>> begin

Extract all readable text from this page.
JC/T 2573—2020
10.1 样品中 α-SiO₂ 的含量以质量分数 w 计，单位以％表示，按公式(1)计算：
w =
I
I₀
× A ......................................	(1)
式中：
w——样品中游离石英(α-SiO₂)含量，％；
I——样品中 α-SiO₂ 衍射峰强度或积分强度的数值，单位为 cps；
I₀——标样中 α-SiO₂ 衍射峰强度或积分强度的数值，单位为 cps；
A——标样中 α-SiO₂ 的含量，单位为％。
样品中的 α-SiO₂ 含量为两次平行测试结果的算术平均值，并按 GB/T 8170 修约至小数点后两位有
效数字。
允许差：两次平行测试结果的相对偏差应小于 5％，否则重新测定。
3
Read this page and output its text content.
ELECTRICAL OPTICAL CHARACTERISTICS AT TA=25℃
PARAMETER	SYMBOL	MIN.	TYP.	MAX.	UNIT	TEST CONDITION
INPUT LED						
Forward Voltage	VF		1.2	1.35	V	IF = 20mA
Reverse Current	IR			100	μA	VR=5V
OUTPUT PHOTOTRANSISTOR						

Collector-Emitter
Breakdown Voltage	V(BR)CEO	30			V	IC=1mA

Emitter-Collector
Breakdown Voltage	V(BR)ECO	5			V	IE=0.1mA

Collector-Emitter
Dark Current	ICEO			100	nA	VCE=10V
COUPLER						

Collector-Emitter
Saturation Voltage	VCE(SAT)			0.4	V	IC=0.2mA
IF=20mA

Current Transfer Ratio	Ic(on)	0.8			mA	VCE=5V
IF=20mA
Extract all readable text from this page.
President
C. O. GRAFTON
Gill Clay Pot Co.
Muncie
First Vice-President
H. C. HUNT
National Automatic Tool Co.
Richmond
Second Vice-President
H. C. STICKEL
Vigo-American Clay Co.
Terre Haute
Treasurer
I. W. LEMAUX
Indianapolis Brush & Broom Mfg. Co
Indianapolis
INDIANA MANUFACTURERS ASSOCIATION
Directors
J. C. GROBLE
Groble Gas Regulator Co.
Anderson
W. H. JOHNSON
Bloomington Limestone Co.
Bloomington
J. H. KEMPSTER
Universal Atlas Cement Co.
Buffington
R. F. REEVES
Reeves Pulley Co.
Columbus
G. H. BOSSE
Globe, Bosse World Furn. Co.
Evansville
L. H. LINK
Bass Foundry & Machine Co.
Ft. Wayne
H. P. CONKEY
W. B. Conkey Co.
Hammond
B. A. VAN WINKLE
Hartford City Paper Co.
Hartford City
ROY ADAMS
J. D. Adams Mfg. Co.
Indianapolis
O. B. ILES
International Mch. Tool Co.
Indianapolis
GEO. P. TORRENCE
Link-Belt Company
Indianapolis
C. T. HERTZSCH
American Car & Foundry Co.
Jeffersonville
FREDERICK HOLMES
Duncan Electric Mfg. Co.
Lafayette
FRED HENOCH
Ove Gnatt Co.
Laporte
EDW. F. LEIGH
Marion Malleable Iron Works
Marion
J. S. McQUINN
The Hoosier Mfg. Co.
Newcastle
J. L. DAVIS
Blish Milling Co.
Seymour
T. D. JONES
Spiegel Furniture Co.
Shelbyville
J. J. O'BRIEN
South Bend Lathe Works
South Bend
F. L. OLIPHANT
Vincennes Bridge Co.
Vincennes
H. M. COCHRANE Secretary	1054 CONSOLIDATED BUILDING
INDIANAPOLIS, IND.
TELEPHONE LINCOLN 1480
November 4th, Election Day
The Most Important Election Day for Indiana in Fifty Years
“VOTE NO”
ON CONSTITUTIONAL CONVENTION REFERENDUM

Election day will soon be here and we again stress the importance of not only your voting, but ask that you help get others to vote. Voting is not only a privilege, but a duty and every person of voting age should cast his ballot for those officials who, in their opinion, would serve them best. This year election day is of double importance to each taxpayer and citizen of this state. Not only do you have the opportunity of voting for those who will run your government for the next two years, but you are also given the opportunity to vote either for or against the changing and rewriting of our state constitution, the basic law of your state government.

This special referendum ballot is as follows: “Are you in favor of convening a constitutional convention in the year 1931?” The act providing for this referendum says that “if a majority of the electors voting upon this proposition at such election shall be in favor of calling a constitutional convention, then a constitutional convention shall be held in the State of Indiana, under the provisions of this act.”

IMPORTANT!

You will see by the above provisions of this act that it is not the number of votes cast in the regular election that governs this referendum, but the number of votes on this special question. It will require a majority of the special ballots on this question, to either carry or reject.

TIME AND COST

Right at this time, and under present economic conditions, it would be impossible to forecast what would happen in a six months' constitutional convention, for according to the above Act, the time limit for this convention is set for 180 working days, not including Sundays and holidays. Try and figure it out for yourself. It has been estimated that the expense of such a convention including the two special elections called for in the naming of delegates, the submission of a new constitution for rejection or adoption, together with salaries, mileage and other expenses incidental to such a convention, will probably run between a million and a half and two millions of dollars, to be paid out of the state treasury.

>> end

What to do - Reply with the number of lines in the preceding entries that contain "Tool", and no other words.

Completed exercise - 2